Copy the records from the line containing "header-steel: 钢 材 [0,4,1061,54]" through the line containing "wire-cell-line: H13CrMo、H08CrMoV [1062,1749,1749,1793]", substituting "steel-grade-line" for each occurrence of "grade-cell-line" and keeping everything else unchanged.
========================
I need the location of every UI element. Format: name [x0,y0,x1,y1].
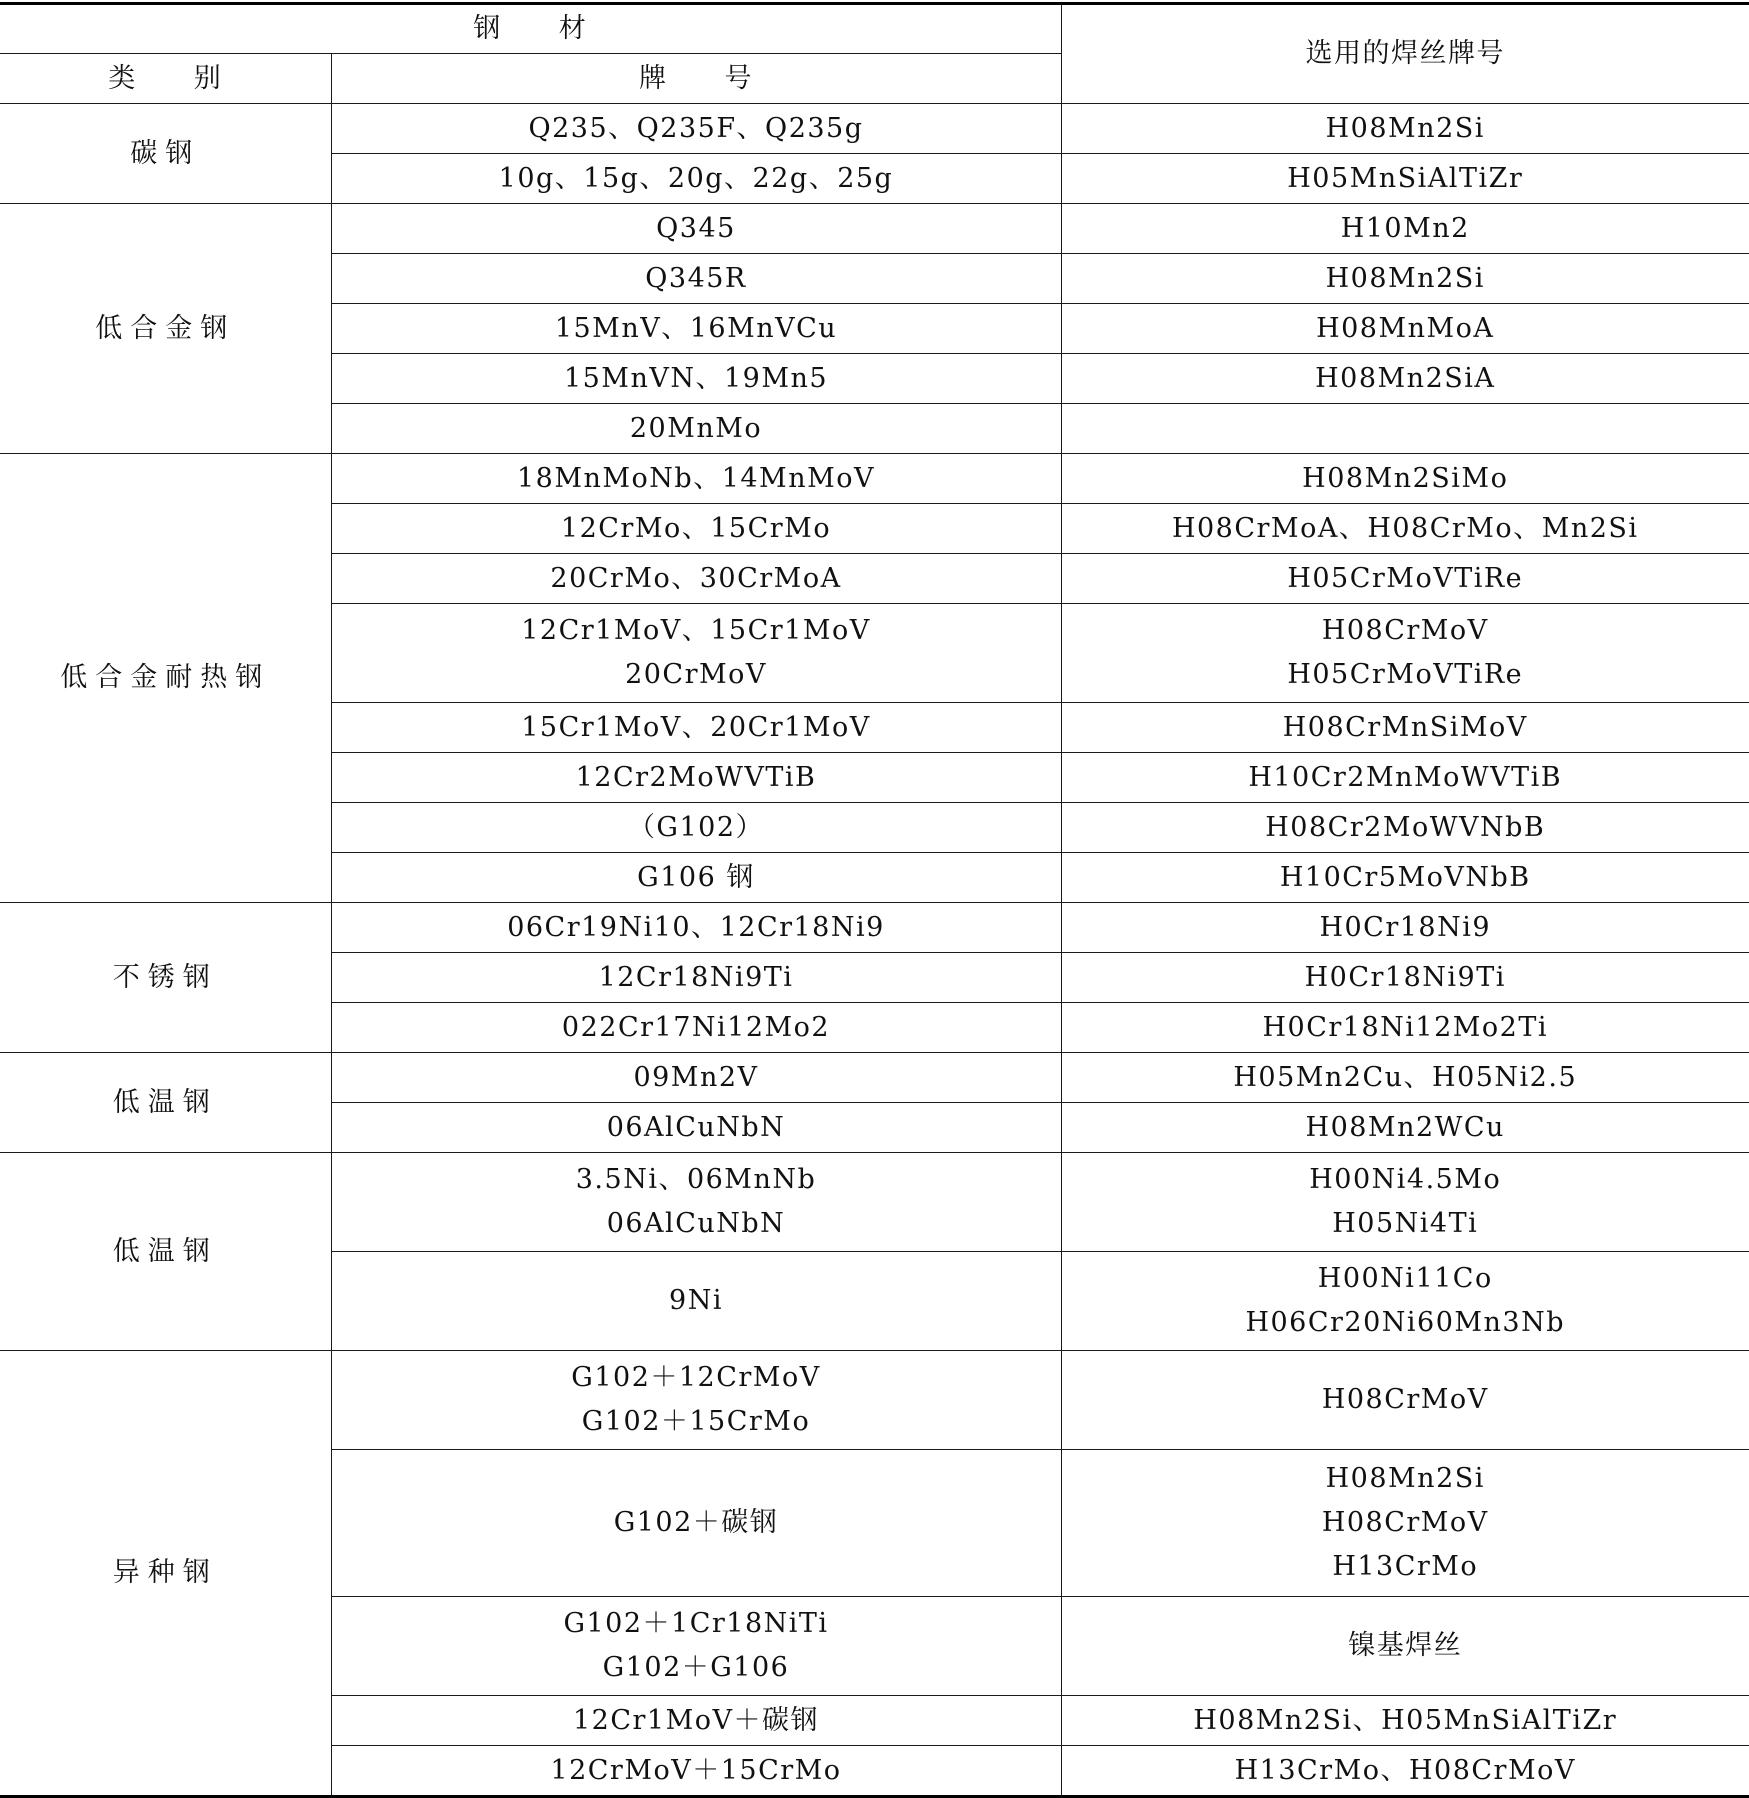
header-steel: 钢 材 [0,4,1061,54]
wire-cell [1061,554,1749,604]
grade-cell-line: 15MnV、16MnVCu [332,307,1061,351]
grade-cell-line: 12Cr18Ni9Ti [332,956,1061,1000]
wire-cell [1061,1103,1749,1153]
wire-cell [1061,803,1749,853]
wire-cell [1061,204,1749,254]
header-wire: 选用的焊丝牌号 [1061,4,1749,104]
wire-cell [1061,1153,1749,1252]
grade-cell-line: G102＋15CrMo [332,1400,1061,1444]
grade-cell-line: 3.5Ni、06MnNb [332,1158,1061,1202]
wire-cell-line: H08CrMoV [1062,1378,1749,1422]
table-row [0,1053,1749,1103]
grade-cell [331,1696,1061,1746]
wire-cell-line: H13CrMo、H08CrMoV [1062,1749,1749,1793]
wire-cell-line: H13CrMo [1062,1545,1749,1589]
grade-cell [331,154,1061,204]
wire-cell-line: H08Mn2Si [1062,1457,1749,1501]
grade-cell-line: 15MnVN、19Mn5 [332,357,1061,401]
grade-cell-line: Q345R [332,257,1061,301]
grade-cell-line: 18MnMoNb、14MnMoV [332,457,1061,501]
table-row [0,903,1749,953]
wire-cell-line: H08Mn2SiMo [1062,457,1749,501]
grade-cell-line: G102＋碳钢 [332,1501,1061,1545]
wire-cell-line: H08CrMoV [1062,1501,1749,1545]
grade-cell-line: 06AlCuNbN [332,1202,1061,1246]
wire-cell [1061,604,1749,703]
wire-cell-line: H10Cr5MoVNbB [1062,856,1749,900]
wire-cell-line: H08CrMnSiMoV [1062,706,1749,750]
wire-cell-line: H06Cr20Ni60Mn3Nb [1062,1301,1749,1345]
grade-cell-line: G102＋1Cr18NiTi [332,1602,1061,1646]
grade-cell-line: 10g、15g、20g、22g、25g [332,157,1061,201]
grade-cell [331,1746,1061,1797]
grade-cell-line: 022Cr17Ni12Mo2 [332,1006,1061,1050]
category-cell: 低温钢 [0,1053,331,1153]
wire-cell-line: H08Cr2MoWVNbB [1062,806,1749,850]
wire-cell-line: H00Ni4.5Mo [1062,1158,1749,1202]
wire-cell-line: H05CrMoVTiRe [1062,557,1749,601]
wire-cell [1061,953,1749,1003]
category-cell: 低合金钢 [0,204,331,454]
wire-cell-line: H08Mn2Si、H05MnSiAlTiZr [1062,1699,1749,1743]
wire-cell-line: H0Cr18Ni9 [1062,906,1749,950]
wire-cell [1061,304,1749,354]
grade-cell [331,1597,1061,1696]
wire-cell-line: H05CrMoVTiRe [1062,653,1749,697]
wire-cell-line: H08Mn2SiA [1062,357,1749,401]
grade-cell-line: 15Cr1MoV、20Cr1MoV [332,706,1061,750]
grade-cell [331,554,1061,604]
grade-cell-line: 12CrMoV＋15CrMo [332,1749,1061,1793]
grade-cell [331,1351,1061,1450]
wire-cell-line: H0Cr18Ni12Mo2Ti [1062,1006,1749,1050]
grade-cell [331,1053,1061,1103]
grade-cell-line: Q235、Q235F、Q235g [332,107,1061,151]
grade-cell-line: 9Ni [332,1279,1061,1323]
grade-cell-line: 20CrMoV [332,653,1061,697]
wire-cell-line: H10Mn2 [1062,207,1749,251]
table-row [0,1351,1749,1450]
grade-cell-line: 12Cr1MoV＋碳钢 [332,1699,1061,1743]
wire-cell [1061,154,1749,204]
wire-cell-line: H05Mn2Cu、H05Ni2.5 [1062,1056,1749,1100]
grade-cell-line: 12Cr1MoV、15Cr1MoV [332,609,1061,653]
grade-cell-line: 06Cr19Ni10、12Cr18Ni9 [332,906,1061,950]
table-row [0,204,1749,254]
wire-cell [1061,853,1749,903]
category-cell: 低温钢 [0,1153,331,1351]
grade-cell-line: 09Mn2V [332,1056,1061,1100]
wire-cell [1061,1351,1749,1450]
grade-cell-line: 12Cr2MoWVTiB [332,756,1061,800]
grade-cell-line: 12CrMo、15CrMo [332,507,1061,551]
table-row [0,1153,1749,1252]
grade-cell [331,753,1061,803]
grade-cell-line: G102＋12CrMoV [332,1356,1061,1400]
wire-cell [1061,1003,1749,1053]
grade-cell-line: （G102） [332,806,1061,850]
header-grade: 牌 号 [331,54,1061,104]
wire-cell [1061,1450,1749,1597]
grade-cell [331,953,1061,1003]
grade-cell [331,1252,1061,1351]
header-category: 类 别 [0,54,331,104]
wire-cell [1061,1053,1749,1103]
grade-cell-line: 06AlCuNbN [332,1106,1061,1150]
wire-cell-line: H08Mn2Si [1062,107,1749,151]
wire-cell [1061,1252,1749,1351]
grade-cell-line: 20MnMo [332,407,1061,451]
wire-cell-line: H08Mn2WCu [1062,1106,1749,1150]
wire-cell [1061,1597,1749,1696]
wire-cell-line: H00Ni11Co [1062,1257,1749,1301]
grade-cell [331,304,1061,354]
table-body [0,104,1749,1797]
grade-cell [331,254,1061,304]
welding-wire-table [0,2,1749,1798]
wire-cell-line: H08MnMoA [1062,307,1749,351]
wire-cell [1061,1696,1749,1746]
grade-cell [331,853,1061,903]
wire-cell [1061,254,1749,304]
grade-cell [331,104,1061,154]
wire-cell [1061,753,1749,803]
grade-cell [331,354,1061,404]
wire-cell [1061,404,1749,454]
wire-cell-line: 镍基焊丝 [1062,1624,1749,1668]
table-row [0,454,1749,504]
table-row [0,104,1749,154]
grade-cell-line: G102＋G106 [332,1646,1061,1690]
grade-cell-line: G106 钢 [332,856,1061,900]
grade-cell [331,903,1061,953]
wire-cell-line: H08Mn2Si [1062,257,1749,301]
wire-cell-line: H0Cr18Ni9Ti [1062,956,1749,1000]
wire-cell-line: H05MnSiAlTiZr [1062,157,1749,201]
grade-cell [331,803,1061,853]
grade-cell [331,404,1061,454]
wire-cell [1061,903,1749,953]
grade-cell-line: Q345 [332,207,1061,251]
grade-cell [331,604,1061,703]
grade-cell [331,703,1061,753]
grade-cell [331,204,1061,254]
grade-cell [331,454,1061,504]
category-cell: 异种钢 [0,1351,331,1797]
wire-cell [1061,454,1749,504]
wire-cell [1061,504,1749,554]
grade-cell-line: 20CrMo、30CrMoA [332,557,1061,601]
wire-cell-line: H05Ni4Ti [1062,1202,1749,1246]
grade-cell [331,1103,1061,1153]
grade-cell [331,1153,1061,1252]
wire-cell [1061,354,1749,404]
category-cell: 不锈钢 [0,903,331,1053]
wire-cell-line: H10Cr2MnMoWVTiB [1062,756,1749,800]
wire-cell-line: H08CrMoA、H08CrMo、Mn2Si [1062,507,1749,551]
grade-cell [331,1450,1061,1597]
category-cell: 低合金耐热钢 [0,454,331,903]
wire-cell [1061,1746,1749,1797]
wire-cell [1061,104,1749,154]
grade-cell [331,504,1061,554]
category-cell: 碳钢 [0,104,331,204]
grade-cell [331,1003,1061,1053]
wire-cell-line: H08CrMoV [1062,609,1749,653]
wire-cell [1061,703,1749,753]
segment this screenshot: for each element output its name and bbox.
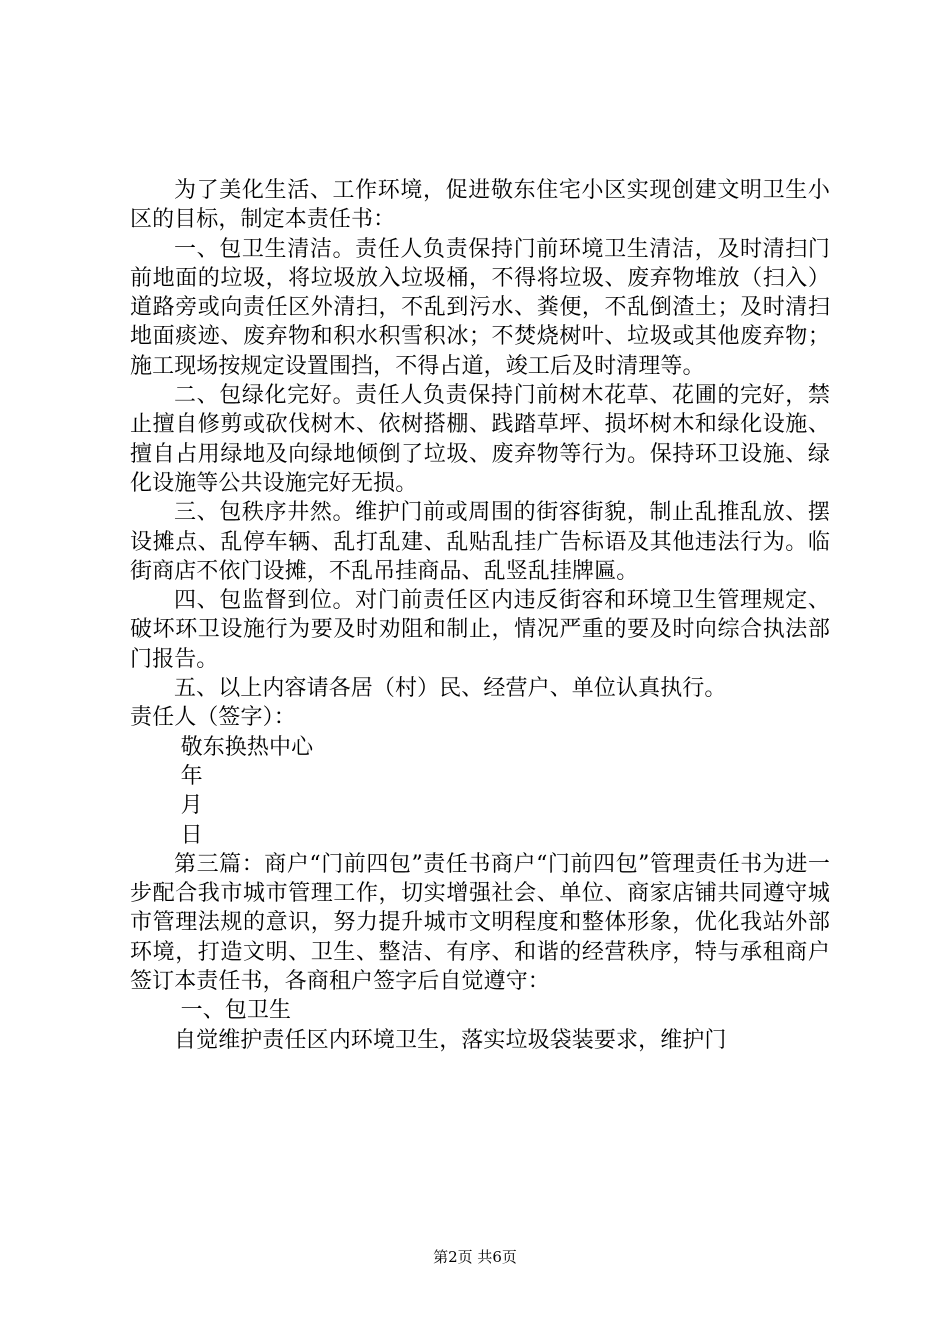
date-month: 月 (180, 793, 203, 819)
page-indicator: 第2页 共6页 (433, 1248, 517, 1266)
paragraph-item-2: 二、包绿化完好。责任人负责保持门前树木花草、花圃的完好，禁止擅自修剪或砍伐树木、依树搭棚、践踏草坪、损坏树木和绿化设施、擅自占用绿地及向绿地倾倒了垃圾、废弃物等行为。保持环卫设施、绿化设施等公共设施完好无损。 (130, 383, 830, 496)
page-footer (0, 1248, 950, 1266)
paragraph-chapter-3: 第三篇：商户“门前四包”责任书商户“门前四包”管理责任书为进一步配合我市城市管理工作，切实增强社会、单位、商家店铺共同遵守城市管理法规的意识，努力提升城市文明程度和整体形象，优化我站外部环境，打造文明、卫生、整洁、有序、和谐的经营秩序，特与承租商户签订本责任书，各商租户签字后自觉遵守： (130, 851, 830, 995)
organization-name: 敬东换热中心 (180, 734, 314, 760)
paragraph-item-1: 一、包卫生清洁。责任人负责保持门前环境卫生清洁，及时清扫门前地面的垃圾，将垃圾放入垃圾桶，不得将垃圾、废弃物堆放（扫入）道路旁或向责任区外清扫，不乱到污水、粪便，不乱倒渣土；及时清扫地面痰迹、废弃物和积水积雪积冰；不焚烧树叶、垃圾或其他废弃物；施工现场按规定设置围挡，不得占道，竣工后及时清理等。 (130, 236, 830, 379)
paragraph-section-1: 自觉维护责任区内环境卫生，落实垃圾袋装要求，维护门 (174, 1027, 727, 1053)
section-heading: 一、包卫生 (180, 998, 292, 1024)
signature-label: 责任人（签字）： (130, 705, 296, 731)
paragraph-item-3: 三、包秩序井然。维护门前或周围的街容街貌，制止乱推乱放、摆设摊点、乱停车辆、乱打乱建、乱贴乱挂广告标语及其他违法行为。临街商店不依门设摊，不乱吊挂商品、乱竖乱挂牌匾。 (130, 500, 830, 584)
paragraph-intro: 为了美化生活、工作环境，促进敬东住宅小区实现创建文明卫生小区的目标，制定本责任书： (130, 178, 830, 233)
date-year: 年 (180, 763, 203, 789)
document-body (130, 176, 830, 1055)
date-day: 日 (180, 822, 203, 848)
paragraph-item-5: 五、以上内容请各居（村）民、经营户、单位认真执行。 (174, 676, 727, 702)
paragraph-item-4: 四、包监督到位。对门前责任区内违反街容和环境卫生管理规定、破坏环卫设施行为要及时劝阻和制止，情况严重的要及时向综合执法部门报告。 (130, 588, 830, 672)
========================
» **Written answer**:
header-steel: 钢 材 [0,4,1061,54]
wire-cell [1061,554,1749,604]
steel-grade-line: 15MnV、16MnVCu [332,307,1061,351]
steel-grade-line: 12Cr18Ni9Ti [332,956,1061,1000]
wire-cell [1061,1103,1749,1153]
wire-cell [1061,803,1749,853]
wire-cell [1061,204,1749,254]
header-wire: 选用的焊丝牌号 [1061,4,1749,104]
wire-cell [1061,1153,1749,1252]
steel-grade-line: G102＋15CrMo [332,1400,1061,1444]
steel-grade-line: 3.5Ni、06MnNb [332,1158,1061,1202]
wire-cell-line: H08CrMoV [1062,1378,1749,1422]
table-row [0,1053,1749,1103]
grade-cell [331,1696,1061,1746]
wire-cell-line: H13CrMo、H08CrMoV [1062,1749,1749,1793]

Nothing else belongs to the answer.